Whenever a line below mentions the word "Lyon", that line should be copied.

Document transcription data
※

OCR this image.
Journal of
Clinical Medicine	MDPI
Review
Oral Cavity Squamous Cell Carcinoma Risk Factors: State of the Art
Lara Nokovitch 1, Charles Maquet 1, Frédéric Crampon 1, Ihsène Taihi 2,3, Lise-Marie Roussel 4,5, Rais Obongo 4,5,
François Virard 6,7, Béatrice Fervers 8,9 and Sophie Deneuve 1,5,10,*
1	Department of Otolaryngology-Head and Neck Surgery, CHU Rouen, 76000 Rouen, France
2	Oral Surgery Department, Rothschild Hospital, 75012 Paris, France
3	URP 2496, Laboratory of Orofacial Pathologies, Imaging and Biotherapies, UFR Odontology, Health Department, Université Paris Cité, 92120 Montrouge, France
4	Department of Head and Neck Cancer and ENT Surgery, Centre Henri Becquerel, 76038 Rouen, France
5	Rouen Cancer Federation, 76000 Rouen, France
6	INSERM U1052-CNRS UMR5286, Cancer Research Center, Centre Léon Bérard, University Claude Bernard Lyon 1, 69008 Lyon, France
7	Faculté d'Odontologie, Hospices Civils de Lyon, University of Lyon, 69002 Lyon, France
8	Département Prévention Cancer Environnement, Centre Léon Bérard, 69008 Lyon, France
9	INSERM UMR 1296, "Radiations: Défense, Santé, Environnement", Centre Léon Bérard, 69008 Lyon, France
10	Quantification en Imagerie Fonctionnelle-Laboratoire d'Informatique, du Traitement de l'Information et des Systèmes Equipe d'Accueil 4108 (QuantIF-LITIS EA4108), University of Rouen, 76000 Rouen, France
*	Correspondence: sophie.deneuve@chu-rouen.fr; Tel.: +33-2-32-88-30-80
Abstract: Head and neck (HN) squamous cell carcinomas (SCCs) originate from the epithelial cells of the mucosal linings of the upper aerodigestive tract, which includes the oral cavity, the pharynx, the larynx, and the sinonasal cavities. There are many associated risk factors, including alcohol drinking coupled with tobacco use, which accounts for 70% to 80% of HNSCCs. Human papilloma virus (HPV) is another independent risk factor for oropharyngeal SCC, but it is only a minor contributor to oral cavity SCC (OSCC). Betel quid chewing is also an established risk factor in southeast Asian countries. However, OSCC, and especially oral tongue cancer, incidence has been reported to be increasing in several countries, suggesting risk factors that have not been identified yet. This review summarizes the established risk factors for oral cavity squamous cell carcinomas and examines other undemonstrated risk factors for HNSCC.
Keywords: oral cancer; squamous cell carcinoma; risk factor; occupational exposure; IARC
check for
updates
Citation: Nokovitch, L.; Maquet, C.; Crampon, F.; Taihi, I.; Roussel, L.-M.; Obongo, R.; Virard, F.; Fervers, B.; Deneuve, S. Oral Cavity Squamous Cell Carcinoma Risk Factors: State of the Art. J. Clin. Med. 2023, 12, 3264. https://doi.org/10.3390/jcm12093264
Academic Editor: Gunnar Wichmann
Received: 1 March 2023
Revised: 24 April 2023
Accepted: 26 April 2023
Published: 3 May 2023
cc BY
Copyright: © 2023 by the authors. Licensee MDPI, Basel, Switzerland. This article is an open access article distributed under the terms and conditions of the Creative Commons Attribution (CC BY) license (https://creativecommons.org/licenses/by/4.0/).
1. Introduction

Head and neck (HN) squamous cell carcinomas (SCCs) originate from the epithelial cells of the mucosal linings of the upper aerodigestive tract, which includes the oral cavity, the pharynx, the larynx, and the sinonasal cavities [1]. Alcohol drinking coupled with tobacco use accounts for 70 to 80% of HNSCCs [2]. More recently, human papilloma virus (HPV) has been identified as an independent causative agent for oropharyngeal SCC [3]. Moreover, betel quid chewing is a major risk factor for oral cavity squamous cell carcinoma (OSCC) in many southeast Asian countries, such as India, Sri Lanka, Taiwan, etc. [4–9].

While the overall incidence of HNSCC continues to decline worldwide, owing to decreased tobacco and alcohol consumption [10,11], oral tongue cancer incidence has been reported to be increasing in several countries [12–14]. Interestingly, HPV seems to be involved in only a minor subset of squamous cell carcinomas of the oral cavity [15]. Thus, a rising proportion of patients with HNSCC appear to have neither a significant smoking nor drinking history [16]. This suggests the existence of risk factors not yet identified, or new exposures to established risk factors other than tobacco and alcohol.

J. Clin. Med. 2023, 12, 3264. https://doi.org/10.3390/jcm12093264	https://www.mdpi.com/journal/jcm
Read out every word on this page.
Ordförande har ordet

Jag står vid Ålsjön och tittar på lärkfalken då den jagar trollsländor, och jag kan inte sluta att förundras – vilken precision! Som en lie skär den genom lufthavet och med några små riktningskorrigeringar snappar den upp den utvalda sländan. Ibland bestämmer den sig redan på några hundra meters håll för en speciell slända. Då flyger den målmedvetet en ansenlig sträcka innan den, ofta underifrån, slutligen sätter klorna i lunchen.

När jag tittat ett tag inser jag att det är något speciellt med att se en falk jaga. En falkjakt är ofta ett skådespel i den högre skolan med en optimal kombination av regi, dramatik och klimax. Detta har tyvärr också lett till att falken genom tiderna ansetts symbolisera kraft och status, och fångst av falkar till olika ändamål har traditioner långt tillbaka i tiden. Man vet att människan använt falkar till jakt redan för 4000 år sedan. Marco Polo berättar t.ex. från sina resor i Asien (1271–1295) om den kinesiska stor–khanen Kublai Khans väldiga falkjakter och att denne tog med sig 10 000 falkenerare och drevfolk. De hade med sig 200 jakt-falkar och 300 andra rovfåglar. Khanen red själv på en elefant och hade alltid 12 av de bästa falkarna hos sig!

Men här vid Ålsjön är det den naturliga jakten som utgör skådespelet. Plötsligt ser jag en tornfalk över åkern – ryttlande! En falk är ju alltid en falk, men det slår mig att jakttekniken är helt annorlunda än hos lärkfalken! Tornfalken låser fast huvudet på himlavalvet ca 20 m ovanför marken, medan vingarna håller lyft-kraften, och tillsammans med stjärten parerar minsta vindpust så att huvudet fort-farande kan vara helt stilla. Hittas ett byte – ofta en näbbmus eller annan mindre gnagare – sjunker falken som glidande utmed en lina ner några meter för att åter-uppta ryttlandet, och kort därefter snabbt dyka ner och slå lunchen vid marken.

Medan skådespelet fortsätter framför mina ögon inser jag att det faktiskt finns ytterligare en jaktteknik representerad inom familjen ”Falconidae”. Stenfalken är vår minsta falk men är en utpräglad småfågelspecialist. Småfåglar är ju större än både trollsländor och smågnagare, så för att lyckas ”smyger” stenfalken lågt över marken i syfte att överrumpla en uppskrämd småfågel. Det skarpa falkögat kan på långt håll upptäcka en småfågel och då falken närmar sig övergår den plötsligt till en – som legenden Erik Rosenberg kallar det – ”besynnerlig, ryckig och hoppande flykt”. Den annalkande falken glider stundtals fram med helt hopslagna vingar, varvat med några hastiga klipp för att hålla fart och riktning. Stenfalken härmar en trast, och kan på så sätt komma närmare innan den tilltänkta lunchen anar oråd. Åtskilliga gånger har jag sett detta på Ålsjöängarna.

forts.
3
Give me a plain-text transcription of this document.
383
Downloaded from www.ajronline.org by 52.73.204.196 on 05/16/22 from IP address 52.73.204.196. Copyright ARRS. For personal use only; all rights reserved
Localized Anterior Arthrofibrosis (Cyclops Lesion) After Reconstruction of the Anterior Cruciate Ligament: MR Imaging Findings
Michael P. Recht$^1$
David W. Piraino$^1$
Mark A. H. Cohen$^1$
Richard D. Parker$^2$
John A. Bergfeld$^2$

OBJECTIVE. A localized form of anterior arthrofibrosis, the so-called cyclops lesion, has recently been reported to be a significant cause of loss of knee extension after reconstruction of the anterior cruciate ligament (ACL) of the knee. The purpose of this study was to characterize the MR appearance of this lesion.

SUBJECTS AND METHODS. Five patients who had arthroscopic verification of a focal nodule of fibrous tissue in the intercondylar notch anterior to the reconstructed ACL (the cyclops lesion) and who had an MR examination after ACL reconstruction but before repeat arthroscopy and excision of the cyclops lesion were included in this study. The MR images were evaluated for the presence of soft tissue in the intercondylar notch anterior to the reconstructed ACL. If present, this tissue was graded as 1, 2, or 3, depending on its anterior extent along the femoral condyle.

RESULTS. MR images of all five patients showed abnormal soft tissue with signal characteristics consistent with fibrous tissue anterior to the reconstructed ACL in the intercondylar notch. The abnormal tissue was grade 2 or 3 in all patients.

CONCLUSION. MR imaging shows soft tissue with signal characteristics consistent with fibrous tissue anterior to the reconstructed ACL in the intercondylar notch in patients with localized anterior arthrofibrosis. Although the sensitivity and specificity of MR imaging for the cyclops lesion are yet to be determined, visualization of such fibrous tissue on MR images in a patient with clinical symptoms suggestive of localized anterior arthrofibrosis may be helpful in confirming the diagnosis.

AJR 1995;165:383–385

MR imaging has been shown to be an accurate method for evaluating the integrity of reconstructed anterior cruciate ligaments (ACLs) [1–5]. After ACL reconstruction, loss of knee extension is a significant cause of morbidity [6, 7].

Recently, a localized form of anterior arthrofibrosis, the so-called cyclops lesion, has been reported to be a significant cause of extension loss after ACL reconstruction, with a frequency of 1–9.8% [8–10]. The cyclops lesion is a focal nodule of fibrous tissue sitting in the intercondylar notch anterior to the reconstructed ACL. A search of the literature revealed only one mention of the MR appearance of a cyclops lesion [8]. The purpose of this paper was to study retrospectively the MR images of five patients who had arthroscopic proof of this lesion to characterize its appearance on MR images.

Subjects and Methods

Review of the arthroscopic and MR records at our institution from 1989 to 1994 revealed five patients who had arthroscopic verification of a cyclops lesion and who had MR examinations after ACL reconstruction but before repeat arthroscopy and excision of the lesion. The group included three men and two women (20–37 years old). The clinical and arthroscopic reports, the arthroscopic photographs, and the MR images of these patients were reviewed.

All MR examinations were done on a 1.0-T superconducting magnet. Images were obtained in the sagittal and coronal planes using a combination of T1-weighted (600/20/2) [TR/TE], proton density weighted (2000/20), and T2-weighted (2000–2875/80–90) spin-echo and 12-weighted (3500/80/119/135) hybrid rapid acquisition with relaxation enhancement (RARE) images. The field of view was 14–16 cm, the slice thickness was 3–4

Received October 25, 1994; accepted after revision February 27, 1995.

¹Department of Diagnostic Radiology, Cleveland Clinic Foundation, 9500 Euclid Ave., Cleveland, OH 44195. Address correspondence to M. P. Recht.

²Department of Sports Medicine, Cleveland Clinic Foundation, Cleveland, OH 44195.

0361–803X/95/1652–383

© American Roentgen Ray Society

※

→ Answer box
6	INSERM U1052-CNRS UMR5286, Cancer Research Center, Centre Léon Bérard, University Claude Bernard Lyon 1, 69008 Lyon, France
7	Faculté d'Odontologie, Hospices Civils de Lyon, University of Lyon, 69002 Lyon, France
8	Département Prévention Cancer Environnement, Centre Léon Bérard, 69008 Lyon, France
9	INSERM UMR 1296, "Radiations: Défense, Santé, Environnement", Centre Léon Bérard, 69008 Lyon, France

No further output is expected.